_RECORDS SUPPLIED_.
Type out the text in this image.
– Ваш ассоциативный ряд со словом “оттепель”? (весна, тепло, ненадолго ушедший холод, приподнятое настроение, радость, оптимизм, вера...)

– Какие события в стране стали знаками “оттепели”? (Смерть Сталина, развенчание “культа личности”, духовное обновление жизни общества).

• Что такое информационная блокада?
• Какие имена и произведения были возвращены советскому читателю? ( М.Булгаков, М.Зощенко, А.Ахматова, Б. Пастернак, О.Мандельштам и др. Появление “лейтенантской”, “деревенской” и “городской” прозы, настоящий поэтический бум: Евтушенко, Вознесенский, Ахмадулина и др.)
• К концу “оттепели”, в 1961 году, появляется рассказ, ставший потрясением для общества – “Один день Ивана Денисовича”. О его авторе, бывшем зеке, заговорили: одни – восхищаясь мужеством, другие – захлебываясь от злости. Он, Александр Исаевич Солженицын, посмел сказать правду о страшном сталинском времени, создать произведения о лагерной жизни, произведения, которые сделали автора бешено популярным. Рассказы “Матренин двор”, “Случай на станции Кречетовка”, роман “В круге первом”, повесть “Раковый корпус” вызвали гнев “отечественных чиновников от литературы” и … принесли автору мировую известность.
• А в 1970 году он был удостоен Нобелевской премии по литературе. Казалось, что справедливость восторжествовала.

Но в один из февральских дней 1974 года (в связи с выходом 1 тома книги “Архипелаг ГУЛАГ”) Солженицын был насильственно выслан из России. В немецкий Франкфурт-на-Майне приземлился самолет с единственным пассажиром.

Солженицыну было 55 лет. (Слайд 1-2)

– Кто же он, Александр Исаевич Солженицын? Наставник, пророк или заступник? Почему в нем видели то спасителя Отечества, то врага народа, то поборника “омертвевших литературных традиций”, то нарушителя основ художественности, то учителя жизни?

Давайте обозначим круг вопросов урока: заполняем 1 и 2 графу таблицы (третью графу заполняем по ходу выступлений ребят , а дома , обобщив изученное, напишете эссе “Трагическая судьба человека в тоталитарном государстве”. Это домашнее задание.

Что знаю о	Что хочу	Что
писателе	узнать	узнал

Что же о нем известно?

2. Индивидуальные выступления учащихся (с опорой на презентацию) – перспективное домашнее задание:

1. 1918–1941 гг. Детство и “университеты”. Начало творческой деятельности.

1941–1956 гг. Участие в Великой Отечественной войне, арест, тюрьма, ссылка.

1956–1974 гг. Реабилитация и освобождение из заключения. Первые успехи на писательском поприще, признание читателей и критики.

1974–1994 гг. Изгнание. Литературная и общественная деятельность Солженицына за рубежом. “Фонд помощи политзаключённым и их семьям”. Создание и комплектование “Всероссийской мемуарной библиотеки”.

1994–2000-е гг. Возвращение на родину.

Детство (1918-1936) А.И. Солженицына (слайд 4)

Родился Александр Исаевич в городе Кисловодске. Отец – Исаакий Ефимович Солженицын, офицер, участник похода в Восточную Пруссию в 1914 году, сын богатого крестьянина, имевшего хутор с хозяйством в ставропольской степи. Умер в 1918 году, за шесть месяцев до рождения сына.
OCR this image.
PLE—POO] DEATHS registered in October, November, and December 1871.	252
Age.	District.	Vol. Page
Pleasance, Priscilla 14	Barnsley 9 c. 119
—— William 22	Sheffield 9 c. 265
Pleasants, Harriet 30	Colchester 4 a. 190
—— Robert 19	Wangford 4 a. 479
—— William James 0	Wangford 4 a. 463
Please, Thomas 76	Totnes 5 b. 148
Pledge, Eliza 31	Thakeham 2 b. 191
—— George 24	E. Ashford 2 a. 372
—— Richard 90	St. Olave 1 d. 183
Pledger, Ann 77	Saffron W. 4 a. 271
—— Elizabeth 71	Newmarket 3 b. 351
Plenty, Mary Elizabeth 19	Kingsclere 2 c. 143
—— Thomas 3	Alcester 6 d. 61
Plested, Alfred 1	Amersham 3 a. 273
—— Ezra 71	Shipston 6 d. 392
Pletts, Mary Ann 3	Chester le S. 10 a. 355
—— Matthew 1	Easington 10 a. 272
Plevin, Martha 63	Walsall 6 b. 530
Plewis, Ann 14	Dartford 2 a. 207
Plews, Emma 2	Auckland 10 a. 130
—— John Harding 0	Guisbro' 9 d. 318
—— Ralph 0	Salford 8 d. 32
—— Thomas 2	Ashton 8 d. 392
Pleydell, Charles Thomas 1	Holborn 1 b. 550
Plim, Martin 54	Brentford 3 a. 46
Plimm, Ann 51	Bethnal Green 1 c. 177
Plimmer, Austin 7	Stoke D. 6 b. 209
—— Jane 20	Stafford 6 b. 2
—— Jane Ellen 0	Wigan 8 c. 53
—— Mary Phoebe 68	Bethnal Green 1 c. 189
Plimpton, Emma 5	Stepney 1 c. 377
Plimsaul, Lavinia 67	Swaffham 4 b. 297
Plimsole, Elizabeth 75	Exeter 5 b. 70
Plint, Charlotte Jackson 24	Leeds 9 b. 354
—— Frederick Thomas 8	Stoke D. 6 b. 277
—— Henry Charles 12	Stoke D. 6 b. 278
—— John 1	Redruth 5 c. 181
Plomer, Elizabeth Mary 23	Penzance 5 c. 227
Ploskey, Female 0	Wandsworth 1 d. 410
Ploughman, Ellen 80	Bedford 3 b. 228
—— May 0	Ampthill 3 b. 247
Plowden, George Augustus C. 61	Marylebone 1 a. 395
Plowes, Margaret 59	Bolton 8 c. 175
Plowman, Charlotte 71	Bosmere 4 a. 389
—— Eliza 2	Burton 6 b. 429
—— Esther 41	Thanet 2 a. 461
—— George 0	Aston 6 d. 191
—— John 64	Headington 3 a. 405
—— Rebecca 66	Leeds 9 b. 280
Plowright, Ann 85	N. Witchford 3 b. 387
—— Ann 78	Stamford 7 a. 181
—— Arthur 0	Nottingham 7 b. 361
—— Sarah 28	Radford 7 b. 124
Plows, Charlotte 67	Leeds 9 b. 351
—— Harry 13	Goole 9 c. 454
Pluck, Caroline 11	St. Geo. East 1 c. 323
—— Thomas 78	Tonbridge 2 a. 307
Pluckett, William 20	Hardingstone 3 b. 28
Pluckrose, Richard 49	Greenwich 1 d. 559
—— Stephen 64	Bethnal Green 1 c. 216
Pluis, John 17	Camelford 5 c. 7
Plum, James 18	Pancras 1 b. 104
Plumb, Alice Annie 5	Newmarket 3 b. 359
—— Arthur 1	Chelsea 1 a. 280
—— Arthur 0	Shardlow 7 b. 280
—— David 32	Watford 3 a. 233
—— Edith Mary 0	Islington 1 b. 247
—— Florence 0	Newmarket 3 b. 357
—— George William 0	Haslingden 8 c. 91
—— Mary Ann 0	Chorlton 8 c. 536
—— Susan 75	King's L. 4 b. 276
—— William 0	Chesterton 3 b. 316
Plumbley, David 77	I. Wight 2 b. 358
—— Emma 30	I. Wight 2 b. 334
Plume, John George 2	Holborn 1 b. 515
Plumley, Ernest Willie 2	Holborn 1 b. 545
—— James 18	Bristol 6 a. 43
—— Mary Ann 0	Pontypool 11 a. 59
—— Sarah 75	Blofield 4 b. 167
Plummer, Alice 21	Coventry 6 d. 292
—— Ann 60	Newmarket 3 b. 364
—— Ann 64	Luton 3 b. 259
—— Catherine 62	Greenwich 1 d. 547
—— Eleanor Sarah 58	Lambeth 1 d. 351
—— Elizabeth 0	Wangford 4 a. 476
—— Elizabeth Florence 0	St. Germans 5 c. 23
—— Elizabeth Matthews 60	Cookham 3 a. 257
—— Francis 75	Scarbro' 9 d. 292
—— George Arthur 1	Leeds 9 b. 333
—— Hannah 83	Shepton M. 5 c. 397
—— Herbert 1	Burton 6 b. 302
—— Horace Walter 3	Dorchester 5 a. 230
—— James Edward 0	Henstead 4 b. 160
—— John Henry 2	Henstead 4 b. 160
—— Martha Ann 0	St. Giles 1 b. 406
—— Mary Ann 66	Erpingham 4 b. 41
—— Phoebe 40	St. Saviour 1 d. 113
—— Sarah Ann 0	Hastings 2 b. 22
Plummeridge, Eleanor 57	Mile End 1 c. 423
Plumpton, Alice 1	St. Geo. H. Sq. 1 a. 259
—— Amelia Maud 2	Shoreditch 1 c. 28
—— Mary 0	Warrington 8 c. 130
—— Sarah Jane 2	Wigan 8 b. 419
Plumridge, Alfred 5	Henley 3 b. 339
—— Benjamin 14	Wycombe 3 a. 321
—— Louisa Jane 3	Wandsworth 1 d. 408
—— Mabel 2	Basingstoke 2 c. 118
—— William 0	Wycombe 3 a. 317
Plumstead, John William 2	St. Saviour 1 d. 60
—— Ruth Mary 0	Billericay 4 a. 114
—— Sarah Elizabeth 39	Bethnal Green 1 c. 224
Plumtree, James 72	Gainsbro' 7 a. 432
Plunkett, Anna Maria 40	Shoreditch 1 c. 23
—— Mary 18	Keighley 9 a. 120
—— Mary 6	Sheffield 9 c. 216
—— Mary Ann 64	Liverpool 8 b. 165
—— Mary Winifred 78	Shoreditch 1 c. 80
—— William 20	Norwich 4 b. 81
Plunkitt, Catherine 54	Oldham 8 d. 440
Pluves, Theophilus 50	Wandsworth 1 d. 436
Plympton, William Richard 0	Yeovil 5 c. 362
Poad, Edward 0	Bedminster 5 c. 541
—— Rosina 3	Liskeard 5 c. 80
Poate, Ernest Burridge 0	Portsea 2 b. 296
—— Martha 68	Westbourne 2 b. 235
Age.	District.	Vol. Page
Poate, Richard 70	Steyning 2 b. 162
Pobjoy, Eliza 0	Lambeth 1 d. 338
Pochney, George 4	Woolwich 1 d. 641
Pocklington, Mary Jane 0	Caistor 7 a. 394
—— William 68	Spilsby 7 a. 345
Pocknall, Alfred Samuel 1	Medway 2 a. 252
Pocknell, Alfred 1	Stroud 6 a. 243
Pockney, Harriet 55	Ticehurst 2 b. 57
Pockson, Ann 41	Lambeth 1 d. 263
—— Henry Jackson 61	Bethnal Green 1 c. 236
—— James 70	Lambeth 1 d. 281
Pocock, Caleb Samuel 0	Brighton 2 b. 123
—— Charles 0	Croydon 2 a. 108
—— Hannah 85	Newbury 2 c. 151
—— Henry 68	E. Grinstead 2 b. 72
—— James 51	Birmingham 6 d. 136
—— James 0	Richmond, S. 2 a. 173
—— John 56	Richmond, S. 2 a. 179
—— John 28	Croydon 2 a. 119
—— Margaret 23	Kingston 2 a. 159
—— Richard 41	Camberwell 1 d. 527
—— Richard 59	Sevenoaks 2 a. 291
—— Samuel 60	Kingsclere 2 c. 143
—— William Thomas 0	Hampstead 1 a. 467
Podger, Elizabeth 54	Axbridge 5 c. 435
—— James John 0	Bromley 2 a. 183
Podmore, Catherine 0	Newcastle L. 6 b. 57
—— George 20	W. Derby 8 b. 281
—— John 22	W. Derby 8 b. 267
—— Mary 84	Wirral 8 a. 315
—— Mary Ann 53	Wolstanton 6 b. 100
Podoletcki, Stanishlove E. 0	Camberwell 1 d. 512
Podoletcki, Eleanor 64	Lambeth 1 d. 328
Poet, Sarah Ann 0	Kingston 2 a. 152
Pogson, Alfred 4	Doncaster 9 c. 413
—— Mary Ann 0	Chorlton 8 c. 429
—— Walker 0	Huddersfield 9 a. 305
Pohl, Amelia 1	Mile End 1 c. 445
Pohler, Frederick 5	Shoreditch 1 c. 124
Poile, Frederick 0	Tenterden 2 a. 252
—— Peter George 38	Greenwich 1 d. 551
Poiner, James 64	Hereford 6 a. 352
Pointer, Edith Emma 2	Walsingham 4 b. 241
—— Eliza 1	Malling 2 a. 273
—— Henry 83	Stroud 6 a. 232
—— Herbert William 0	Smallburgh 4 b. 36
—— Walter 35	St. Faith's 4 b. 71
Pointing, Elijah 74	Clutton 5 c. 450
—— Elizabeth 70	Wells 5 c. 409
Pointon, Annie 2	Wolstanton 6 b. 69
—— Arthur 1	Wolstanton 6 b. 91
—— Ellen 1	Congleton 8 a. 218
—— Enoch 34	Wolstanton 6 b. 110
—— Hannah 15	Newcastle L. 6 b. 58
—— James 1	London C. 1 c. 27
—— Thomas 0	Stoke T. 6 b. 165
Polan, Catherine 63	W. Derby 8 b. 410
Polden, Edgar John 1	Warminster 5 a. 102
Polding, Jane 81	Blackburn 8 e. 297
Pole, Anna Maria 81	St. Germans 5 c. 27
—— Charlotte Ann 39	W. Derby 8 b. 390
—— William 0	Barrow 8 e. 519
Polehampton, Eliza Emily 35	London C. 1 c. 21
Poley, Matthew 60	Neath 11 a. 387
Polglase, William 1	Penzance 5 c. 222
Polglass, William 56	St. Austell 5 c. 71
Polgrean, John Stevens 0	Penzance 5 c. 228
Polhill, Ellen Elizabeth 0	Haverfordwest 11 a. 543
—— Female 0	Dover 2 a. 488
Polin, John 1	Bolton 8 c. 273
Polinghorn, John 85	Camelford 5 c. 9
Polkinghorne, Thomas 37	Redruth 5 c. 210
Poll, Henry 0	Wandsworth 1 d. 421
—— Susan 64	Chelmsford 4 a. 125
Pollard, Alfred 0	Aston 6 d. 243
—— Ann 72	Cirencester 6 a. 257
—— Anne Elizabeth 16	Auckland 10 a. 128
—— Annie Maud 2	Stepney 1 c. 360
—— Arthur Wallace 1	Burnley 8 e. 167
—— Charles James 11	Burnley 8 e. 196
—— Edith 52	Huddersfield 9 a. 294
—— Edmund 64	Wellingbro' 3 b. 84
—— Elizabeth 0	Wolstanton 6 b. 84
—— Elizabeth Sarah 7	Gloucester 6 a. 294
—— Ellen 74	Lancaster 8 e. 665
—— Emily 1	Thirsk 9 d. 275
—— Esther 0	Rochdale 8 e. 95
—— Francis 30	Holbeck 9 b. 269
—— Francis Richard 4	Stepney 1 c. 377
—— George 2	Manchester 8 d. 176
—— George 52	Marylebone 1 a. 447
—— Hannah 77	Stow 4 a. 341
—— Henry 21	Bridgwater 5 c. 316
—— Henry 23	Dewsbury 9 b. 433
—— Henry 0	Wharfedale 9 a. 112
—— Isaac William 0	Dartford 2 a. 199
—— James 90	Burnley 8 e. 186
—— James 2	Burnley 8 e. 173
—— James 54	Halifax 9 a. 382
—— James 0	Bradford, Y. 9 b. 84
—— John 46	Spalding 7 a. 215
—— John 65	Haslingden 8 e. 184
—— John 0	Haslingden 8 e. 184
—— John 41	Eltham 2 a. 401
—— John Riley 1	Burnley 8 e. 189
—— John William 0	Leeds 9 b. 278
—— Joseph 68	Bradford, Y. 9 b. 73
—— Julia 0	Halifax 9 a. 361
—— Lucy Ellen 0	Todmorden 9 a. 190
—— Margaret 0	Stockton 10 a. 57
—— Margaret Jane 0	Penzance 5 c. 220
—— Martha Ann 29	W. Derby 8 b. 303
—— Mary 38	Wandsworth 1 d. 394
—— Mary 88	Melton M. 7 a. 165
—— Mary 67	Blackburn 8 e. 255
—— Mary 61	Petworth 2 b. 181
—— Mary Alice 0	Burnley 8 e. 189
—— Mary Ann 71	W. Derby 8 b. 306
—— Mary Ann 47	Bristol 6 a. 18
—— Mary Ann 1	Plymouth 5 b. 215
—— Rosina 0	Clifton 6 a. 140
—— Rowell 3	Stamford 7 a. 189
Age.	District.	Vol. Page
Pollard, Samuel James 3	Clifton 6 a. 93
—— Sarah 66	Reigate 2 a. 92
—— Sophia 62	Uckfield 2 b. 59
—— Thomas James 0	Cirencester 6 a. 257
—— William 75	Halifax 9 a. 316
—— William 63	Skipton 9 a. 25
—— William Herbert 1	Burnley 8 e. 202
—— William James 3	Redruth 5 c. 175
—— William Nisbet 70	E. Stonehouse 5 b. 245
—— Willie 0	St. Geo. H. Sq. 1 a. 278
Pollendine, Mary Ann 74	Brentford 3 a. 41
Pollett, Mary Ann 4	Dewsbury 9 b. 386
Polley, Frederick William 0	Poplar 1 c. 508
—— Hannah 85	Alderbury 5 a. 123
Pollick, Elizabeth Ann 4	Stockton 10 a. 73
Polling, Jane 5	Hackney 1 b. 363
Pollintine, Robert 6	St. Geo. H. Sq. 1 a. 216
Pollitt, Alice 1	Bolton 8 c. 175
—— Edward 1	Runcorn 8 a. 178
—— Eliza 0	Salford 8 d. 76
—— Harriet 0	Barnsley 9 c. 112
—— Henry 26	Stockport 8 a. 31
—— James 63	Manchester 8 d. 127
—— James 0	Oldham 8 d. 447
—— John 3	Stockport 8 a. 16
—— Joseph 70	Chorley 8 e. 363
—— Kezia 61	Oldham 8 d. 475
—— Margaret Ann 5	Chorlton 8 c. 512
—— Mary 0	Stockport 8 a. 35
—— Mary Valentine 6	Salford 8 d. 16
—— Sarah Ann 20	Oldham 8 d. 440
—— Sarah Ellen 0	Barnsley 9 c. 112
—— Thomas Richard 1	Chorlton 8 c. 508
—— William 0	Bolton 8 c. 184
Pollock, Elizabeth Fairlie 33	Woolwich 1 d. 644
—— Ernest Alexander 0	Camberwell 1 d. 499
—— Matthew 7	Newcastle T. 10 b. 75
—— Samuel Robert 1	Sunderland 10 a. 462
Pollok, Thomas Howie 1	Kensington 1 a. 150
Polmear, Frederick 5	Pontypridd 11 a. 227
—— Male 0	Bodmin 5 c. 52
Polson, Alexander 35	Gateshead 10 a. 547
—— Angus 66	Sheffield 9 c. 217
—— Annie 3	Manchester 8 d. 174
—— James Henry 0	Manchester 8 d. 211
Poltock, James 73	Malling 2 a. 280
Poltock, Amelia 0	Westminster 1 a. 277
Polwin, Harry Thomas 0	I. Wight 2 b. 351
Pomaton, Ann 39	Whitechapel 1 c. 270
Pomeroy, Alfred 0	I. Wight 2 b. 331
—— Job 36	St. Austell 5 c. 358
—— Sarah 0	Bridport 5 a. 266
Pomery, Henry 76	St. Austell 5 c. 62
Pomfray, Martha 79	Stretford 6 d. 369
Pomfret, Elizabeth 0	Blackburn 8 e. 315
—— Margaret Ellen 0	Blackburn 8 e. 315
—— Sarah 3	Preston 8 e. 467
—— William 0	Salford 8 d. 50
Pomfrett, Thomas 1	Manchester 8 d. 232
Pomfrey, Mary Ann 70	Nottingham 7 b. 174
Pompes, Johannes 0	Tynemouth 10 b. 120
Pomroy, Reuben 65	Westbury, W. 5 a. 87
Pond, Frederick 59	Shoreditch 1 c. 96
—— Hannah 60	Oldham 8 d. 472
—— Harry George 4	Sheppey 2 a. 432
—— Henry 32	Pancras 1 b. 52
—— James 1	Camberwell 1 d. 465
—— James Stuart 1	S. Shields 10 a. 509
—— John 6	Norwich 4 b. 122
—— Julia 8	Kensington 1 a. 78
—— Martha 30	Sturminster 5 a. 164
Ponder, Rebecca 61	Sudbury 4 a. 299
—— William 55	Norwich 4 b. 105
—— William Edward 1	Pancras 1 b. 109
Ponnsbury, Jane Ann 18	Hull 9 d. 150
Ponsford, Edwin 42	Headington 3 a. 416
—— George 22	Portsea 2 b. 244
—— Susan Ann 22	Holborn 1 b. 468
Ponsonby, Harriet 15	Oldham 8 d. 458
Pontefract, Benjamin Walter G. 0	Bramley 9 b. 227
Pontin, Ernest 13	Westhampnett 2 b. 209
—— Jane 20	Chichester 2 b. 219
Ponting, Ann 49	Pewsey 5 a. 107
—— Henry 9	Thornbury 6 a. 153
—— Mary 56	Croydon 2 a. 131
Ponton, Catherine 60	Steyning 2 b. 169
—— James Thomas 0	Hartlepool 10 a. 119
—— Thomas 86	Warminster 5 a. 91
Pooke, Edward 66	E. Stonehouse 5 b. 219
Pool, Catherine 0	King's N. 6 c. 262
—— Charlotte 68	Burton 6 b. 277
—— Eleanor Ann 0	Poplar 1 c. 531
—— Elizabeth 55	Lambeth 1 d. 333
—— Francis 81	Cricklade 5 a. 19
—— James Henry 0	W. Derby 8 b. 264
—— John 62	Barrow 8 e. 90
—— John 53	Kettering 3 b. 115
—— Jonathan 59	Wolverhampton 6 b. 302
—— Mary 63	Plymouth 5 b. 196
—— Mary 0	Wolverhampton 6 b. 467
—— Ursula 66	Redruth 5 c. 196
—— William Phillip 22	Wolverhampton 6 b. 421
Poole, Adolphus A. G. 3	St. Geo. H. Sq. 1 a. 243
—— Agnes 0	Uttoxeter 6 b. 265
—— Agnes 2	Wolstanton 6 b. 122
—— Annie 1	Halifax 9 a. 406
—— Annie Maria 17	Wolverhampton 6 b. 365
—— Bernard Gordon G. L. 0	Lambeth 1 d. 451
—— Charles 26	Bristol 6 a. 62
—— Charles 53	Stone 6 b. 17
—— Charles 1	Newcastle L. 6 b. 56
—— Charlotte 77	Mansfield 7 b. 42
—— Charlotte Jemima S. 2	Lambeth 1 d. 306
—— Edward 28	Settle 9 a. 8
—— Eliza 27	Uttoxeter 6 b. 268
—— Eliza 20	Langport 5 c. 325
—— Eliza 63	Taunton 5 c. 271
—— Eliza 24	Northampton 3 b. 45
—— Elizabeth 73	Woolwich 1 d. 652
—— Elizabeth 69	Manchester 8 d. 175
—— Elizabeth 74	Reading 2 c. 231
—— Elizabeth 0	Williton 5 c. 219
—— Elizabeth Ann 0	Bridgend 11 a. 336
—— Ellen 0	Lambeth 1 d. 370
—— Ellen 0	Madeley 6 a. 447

_WHAT TO DO_.
Copy every line of the records above that holds the word "Portsea".

_TASK RESPONSE_.
Poate, Ernest Burridge 0	Portsea 2 b. 296
—— George 22	Portsea 2 b. 244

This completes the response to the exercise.